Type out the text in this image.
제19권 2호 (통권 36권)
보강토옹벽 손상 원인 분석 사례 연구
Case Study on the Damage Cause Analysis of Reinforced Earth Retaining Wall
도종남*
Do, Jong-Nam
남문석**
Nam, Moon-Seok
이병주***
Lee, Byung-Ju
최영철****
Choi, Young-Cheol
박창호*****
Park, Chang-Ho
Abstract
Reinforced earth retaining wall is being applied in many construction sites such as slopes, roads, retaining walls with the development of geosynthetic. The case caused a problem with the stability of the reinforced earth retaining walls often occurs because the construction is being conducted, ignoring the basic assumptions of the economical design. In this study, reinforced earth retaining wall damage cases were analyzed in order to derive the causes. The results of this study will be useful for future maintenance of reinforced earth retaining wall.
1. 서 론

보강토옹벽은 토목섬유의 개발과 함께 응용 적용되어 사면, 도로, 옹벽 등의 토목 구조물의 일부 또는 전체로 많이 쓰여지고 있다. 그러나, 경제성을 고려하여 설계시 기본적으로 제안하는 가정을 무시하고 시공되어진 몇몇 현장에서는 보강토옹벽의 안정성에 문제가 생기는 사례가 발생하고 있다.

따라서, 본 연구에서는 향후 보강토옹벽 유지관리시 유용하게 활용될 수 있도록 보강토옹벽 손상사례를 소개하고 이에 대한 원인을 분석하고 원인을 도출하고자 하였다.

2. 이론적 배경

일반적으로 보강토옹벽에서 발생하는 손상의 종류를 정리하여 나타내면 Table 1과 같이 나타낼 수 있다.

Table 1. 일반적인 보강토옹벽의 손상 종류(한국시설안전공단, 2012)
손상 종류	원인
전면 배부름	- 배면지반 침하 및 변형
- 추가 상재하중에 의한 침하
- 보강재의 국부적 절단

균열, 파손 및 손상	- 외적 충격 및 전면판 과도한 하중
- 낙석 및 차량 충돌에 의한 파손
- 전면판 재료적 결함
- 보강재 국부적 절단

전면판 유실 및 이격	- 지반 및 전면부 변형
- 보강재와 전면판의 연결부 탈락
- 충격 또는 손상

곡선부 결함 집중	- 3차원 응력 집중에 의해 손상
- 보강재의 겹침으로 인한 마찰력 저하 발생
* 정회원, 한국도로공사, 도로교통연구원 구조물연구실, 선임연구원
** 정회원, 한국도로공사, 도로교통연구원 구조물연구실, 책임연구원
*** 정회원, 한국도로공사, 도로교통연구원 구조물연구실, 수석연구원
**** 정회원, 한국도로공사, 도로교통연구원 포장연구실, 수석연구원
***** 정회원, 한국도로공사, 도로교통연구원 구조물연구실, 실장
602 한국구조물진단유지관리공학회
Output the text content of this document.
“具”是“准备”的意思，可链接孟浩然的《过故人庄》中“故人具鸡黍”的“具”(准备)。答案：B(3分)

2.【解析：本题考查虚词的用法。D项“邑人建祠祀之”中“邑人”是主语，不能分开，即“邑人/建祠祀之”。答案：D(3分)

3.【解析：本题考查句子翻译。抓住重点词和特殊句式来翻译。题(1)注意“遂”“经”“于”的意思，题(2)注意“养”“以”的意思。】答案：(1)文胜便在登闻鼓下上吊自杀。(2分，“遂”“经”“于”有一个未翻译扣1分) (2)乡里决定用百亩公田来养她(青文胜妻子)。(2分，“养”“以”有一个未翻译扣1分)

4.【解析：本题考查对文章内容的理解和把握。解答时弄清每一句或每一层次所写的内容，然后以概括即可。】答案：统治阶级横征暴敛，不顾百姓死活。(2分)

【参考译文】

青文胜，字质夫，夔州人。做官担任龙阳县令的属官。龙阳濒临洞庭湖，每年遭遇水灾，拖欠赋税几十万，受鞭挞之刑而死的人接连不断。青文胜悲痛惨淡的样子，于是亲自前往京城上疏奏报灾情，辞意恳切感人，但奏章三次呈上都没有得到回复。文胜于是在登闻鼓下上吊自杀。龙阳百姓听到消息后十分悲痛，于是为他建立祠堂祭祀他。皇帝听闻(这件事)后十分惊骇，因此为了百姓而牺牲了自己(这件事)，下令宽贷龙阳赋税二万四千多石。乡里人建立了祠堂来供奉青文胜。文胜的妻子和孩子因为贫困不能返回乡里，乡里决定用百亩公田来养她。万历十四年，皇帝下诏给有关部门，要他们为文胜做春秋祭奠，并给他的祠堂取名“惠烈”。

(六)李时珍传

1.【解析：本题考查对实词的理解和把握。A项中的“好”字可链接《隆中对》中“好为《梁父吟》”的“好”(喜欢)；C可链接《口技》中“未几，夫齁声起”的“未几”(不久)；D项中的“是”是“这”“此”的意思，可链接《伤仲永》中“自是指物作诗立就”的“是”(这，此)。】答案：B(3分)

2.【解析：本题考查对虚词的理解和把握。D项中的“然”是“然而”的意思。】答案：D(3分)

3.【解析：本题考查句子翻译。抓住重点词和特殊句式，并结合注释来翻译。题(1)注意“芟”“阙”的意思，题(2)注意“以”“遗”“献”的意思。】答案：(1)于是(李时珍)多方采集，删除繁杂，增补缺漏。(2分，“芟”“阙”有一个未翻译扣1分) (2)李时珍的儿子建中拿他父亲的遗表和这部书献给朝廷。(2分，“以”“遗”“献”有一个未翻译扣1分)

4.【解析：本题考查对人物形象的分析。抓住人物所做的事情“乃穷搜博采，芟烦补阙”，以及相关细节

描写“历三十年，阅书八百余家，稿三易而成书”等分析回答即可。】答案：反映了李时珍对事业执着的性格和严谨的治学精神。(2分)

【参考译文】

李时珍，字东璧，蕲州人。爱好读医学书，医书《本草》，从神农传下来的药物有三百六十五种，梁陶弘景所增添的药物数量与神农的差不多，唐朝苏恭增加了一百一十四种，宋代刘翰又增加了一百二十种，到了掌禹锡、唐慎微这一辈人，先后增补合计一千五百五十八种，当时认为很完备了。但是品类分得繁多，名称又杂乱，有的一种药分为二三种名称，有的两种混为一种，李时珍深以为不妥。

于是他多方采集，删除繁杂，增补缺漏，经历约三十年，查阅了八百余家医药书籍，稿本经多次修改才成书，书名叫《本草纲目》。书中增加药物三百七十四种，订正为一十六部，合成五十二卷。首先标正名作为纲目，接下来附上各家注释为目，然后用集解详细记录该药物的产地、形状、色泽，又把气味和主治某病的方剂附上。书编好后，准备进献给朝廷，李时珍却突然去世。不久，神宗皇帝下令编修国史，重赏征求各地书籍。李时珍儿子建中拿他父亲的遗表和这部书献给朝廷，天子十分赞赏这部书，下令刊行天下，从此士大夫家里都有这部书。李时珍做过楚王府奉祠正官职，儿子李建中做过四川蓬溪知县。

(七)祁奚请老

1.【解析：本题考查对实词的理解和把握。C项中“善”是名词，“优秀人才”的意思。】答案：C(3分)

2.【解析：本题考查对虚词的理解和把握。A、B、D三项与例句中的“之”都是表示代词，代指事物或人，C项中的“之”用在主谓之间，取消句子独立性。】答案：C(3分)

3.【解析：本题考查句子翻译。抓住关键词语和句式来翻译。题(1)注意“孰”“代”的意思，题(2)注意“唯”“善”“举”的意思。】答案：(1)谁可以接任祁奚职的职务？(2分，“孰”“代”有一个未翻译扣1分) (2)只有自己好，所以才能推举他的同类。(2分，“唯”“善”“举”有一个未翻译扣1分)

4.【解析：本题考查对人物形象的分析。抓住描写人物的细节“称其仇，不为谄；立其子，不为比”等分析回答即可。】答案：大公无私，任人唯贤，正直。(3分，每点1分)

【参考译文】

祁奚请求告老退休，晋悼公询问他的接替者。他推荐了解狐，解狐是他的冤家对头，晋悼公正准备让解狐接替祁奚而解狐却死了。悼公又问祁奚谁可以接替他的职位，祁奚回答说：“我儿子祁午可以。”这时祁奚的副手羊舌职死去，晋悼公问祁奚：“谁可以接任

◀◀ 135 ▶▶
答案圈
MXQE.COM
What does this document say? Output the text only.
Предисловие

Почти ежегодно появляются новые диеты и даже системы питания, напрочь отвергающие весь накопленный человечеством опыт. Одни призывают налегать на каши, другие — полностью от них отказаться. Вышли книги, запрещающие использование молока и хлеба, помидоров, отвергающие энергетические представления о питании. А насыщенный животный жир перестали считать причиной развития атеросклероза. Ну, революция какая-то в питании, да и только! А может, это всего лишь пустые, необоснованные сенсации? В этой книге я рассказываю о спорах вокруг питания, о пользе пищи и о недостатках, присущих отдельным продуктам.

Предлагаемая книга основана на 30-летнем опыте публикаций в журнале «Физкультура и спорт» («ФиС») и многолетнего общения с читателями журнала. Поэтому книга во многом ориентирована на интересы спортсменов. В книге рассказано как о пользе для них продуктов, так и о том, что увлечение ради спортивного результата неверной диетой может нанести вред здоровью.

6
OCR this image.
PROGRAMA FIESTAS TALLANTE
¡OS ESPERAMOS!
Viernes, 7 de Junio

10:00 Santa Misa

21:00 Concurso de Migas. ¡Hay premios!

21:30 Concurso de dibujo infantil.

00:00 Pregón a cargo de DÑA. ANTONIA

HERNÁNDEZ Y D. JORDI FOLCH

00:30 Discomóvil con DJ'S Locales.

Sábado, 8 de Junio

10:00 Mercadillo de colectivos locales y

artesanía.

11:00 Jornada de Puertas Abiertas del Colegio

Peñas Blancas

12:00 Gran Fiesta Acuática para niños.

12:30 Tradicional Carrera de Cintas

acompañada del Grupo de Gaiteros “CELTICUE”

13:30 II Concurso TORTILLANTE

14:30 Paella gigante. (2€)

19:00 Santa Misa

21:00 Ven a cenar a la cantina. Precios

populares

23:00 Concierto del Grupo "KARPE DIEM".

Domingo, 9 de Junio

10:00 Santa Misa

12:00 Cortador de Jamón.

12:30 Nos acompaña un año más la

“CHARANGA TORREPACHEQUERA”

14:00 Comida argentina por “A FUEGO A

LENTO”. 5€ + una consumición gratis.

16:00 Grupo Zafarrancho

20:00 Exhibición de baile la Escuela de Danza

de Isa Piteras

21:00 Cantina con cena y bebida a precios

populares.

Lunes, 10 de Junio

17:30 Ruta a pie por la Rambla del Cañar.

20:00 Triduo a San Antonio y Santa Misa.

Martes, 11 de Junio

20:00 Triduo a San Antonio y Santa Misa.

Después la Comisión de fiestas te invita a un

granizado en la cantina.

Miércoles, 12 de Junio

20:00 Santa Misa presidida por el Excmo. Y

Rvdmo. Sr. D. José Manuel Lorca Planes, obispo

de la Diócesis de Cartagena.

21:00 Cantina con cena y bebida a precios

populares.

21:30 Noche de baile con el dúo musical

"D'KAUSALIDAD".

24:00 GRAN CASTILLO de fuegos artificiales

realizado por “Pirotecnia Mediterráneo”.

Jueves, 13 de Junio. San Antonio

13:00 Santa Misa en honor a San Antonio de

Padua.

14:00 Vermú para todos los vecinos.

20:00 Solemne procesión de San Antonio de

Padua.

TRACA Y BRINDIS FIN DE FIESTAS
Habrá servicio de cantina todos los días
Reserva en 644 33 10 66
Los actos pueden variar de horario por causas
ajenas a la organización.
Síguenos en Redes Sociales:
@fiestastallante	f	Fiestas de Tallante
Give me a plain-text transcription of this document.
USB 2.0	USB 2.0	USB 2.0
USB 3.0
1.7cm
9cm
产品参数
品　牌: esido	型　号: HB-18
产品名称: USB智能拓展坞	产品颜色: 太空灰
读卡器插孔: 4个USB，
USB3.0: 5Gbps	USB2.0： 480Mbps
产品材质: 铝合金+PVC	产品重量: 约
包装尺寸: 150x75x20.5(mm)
=-=-=
▶ **Problem**: In the listing above, find the lines holding the word "删除繁杂" and copy them.

▶ **Solution to this task**:
3.【解析：本题考查句子翻译。抓住重点词和特殊句式，并结合注释来翻译。题(1)注意“芟”“阙”的意思，题(2)注意“以”“遗”“献”的意思。】答案：(1)于是(李时珍)多方采集，删除繁杂，增补缺漏。(2分，“芟”“阙”有一个未翻译扣1分) (2)李时珍的儿子建中拿他父亲的遗表和这部书献给朝廷。(2分，“以”“遗”“献”有一个未翻译扣1分)
于是他多方采集，删除繁杂，增补缺漏，经历约三十年，查阅了八百余家医药书籍，稿本经多次修改才成书，书名叫《本草纲目》。书中增加药物三百七十四种，订正为一十六部，合成五十二卷。首先标正名作为纲目，接下来附上各家注释为目，然后用集解详细记录该药物的产地、形状、色泽，又把气味和主治某病的方剂附上。书编好后，准备进献给朝廷，李时珍却突然去世。不久，神宗皇帝下令编修国史，重赏征求各地书籍。李时珍儿子建中拿他父亲的遗表和这部书献给朝廷，天子十分赞赏这部书，下令刊行天下，从此士大夫家里都有这部书。李时珍做过楚王府奉祠正官职，儿子李建中做过四川蓬溪知县。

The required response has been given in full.